__Brief__
Skip the pictures. Copy all the rest of the records down exactly.

========================================================================

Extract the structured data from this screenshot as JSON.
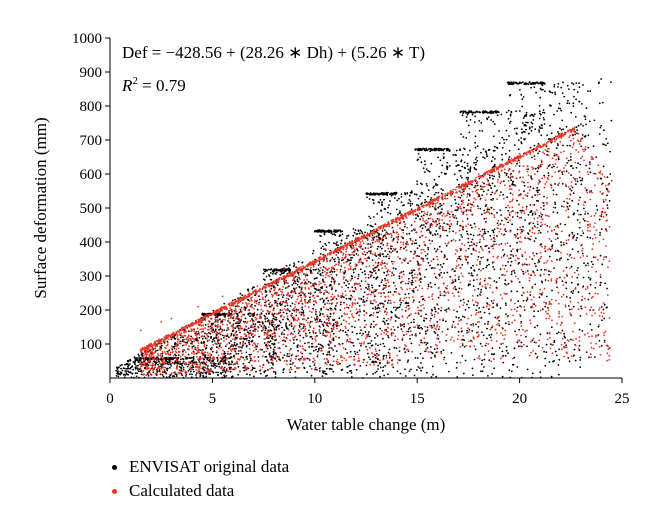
{
  "chart_data": {
    "type": "scatter",
    "title": "",
    "xlabel": "Water table change (m)",
    "ylabel": "Surface deformation (mm)",
    "xlim": [
      0,
      25
    ],
    "ylim": [
      0,
      1000
    ],
    "x_ticks": [
      "0",
      "5",
      "10",
      "15",
      "20",
      "25"
    ],
    "y_ticks": [
      "100",
      "200",
      "300",
      "400",
      "500",
      "600",
      "700",
      "800",
      "900",
      "1000"
    ],
    "grid": false,
    "legend_position": "bottom-left",
    "annotations": {
      "equation": "Def = −428.56 + (28.26 ∗ Dh) + (5.26 ∗ T)",
      "r2_prefix": "R",
      "r2_sup": "2",
      "r2_value": " = 0.79"
    },
    "series": [
      {
        "name": "ENVISAT original data",
        "color": "#000000",
        "description": "dense point cloud, steps at ~60,190,320,435,545,675,785,870 mm",
        "points": [
          [
            0.5,
            10
          ],
          [
            1.5,
            20
          ],
          [
            2.5,
            40
          ],
          [
            3.2,
            50
          ],
          [
            4.0,
            30
          ],
          [
            4.8,
            180
          ],
          [
            5.3,
            190
          ],
          [
            5.8,
            120
          ],
          [
            6.5,
            60
          ],
          [
            7.8,
            300
          ],
          [
            8.5,
            310
          ],
          [
            9.2,
            200
          ],
          [
            10.2,
            430
          ],
          [
            11.0,
            420
          ],
          [
            11.8,
            300
          ],
          [
            12.8,
            540
          ],
          [
            13.5,
            545
          ],
          [
            14.5,
            400
          ],
          [
            15.5,
            670
          ],
          [
            16.3,
            660
          ],
          [
            17.0,
            500
          ],
          [
            17.5,
            780
          ],
          [
            18.5,
            780
          ],
          [
            19.0,
            600
          ],
          [
            19.6,
            870
          ],
          [
            20.5,
            870
          ],
          [
            21.5,
            800
          ],
          [
            22.5,
            650
          ],
          [
            23.5,
            550
          ],
          [
            24.3,
            500
          ]
        ]
      },
      {
        "name": "Calculated data",
        "color": "#ee3322",
        "description": "regression predictions, upper edge following 30.8*Dh + 35",
        "points": [
          [
            1.5,
            140
          ],
          [
            2.5,
            165
          ],
          [
            3.0,
            175
          ],
          [
            4.3,
            210
          ],
          [
            5.5,
            240
          ],
          [
            7.2,
            270
          ],
          [
            8.5,
            320
          ],
          [
            10.5,
            380
          ],
          [
            12.0,
            410
          ],
          [
            14.0,
            460
          ],
          [
            16.0,
            530
          ],
          [
            18.0,
            600
          ],
          [
            20.0,
            660
          ],
          [
            22.5,
            730
          ],
          [
            23.5,
            650
          ],
          [
            24.5,
            580
          ]
        ]
      }
    ]
  }
}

========================================================================

__Task response__
Extract the structured data from this screenshot as JSON.
{
  "chart_data": {
    "type": "scatter",
    "title": "",
    "xlabel": "Water table change (m)",
    "ylabel": "Surface deformation (mm)",
    "xlim": [
      0,
      25
    ],
    "ylim": [
      0,
      1000
    ],
    "x_ticks": [
      "0",
      "5",
      "10",
      "15",
      "20",
      "25"
    ],
    "y_ticks": [
      "100",
      "200",
      "300",
      "400",
      "500",
      "600",
      "700",
      "800",
      "900",
      "1000"
    ],
    "grid": false,
    "legend_position": "bottom-left",
    "annotations": {
      "equation": "Def = −428.56 + (28.26 ∗ Dh) + (5.26 ∗ T)",
      "r2_prefix": "R",
      "r2_sup": "2",
      "r2_value": " = 0.79"
    },
    "series": [
      {
        "name": "ENVISAT original data",
        "color": "#000000",
        "description": "dense point cloud, steps at ~60,190,320,435,545,675,785,870 mm",
        "points": [
          [
            0.5,
            10
          ],
          [
            1.5,
            20
          ],
          [
            2.5,
            40
          ],
          [
            3.2,
            50
          ],
          [
            4.0,
            30
          ],
          [
            4.8,
            180
          ],
          [
            5.3,
            190
          ],
          [
            5.8,
            120
          ],
          [
            6.5,
            60
          ],
          [
            7.8,
            300
          ],
          [
            8.5,
            310
          ],
          [
            9.2,
            200
          ],
          [
            10.2,
            430
          ],
          [
            11.0,
            420
          ],
          [
            11.8,
            300
          ],
          [
            12.8,
            540
          ],
          [
            13.5,
            545
          ],
          [
            14.5,
            400
          ],
          [
            15.5,
            670
          ],
          [
            16.3,
            660
          ],
          [
            17.0,
            500
          ],
          [
            17.5,
            780
          ],
          [
            18.5,
            780
          ],
          [
            19.0,
            600
          ],
          [
            19.6,
            870
          ],
          [
            20.5,
            870
          ],
          [
            21.5,
            800
          ],
          [
            22.5,
            650
          ],
          [
            23.5,
            550
          ],
          [
            24.3,
            500
          ]
        ]
      },
      {
        "name": "Calculated data",
        "color": "#ee3322",
        "description": "regression predictions, upper edge following 30.8*Dh + 35",
        "points": [
          [
            1.5,
            140
          ],
          [
            2.5,
            165
          ],
          [
            3.0,
            175
          ],
          [
            4.3,
            210
          ],
          [
            5.5,
            240
          ],
          [
            7.2,
            270
          ],
          [
            8.5,
            320
          ],
          [
            10.5,
            380
          ],
          [
            12.0,
            410
          ],
          [
            14.0,
            460
          ],
          [
            16.0,
            530
          ],
          [
            18.0,
            600
          ],
          [
            20.0,
            660
          ],
          [
            22.5,
            730
          ],
          [
            23.5,
            650
          ],
          [
            24.5,
            580
          ]
        ]
      }
    ]
  }
}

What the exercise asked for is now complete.